Entries provided:
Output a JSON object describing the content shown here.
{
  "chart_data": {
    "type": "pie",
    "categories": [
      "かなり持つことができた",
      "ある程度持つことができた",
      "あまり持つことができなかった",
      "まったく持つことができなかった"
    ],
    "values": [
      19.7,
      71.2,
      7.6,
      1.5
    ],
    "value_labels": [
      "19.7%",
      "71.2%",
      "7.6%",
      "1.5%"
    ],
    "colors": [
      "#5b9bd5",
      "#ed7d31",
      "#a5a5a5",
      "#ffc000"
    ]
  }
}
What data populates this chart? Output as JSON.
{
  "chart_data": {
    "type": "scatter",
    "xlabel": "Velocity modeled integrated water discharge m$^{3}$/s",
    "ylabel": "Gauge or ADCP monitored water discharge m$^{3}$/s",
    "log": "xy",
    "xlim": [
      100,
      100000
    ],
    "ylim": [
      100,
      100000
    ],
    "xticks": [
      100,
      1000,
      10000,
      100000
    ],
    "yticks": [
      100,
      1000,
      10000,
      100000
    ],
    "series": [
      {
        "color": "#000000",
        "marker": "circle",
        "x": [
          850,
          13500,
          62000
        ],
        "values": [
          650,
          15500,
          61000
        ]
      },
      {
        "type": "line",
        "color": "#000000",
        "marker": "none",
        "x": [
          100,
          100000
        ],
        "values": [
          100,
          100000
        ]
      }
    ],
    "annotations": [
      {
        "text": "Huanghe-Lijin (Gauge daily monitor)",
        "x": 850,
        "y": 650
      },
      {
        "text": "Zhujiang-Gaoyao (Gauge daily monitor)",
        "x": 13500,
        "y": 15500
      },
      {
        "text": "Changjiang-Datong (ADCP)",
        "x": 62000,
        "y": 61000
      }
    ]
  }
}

Task prompt: Copy all lines above containing the string "water".

The completed task:
    "xlabel": "Velocity modeled integrated water discharge m$^{3}$/s",
    "ylabel": "Gauge or ADCP monitored water discharge m$^{3}$/s",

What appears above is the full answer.